## SHORT TASK
Below are records. Count every line containing the word "Frequency" and give the number alone.

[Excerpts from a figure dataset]
::::::

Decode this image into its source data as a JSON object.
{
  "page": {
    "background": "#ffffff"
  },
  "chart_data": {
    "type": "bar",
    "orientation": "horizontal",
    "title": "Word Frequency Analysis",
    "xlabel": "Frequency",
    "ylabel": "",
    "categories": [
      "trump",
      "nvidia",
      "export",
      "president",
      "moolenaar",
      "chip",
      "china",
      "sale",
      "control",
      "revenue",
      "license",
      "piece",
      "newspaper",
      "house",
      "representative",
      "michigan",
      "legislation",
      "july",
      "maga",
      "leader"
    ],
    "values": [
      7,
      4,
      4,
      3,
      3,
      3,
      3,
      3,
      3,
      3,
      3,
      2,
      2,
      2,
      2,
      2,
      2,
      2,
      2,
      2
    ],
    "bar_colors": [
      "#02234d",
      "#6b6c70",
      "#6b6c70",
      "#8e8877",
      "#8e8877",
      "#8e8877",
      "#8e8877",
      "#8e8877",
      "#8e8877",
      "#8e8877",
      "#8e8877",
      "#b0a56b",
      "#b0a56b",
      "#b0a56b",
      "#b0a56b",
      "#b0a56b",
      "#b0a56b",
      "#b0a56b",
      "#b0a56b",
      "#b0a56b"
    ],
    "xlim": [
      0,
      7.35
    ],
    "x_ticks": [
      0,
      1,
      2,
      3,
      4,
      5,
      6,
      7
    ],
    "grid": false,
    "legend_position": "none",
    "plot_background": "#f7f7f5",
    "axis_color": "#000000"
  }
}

::::::

## RIGHT ANSWER
2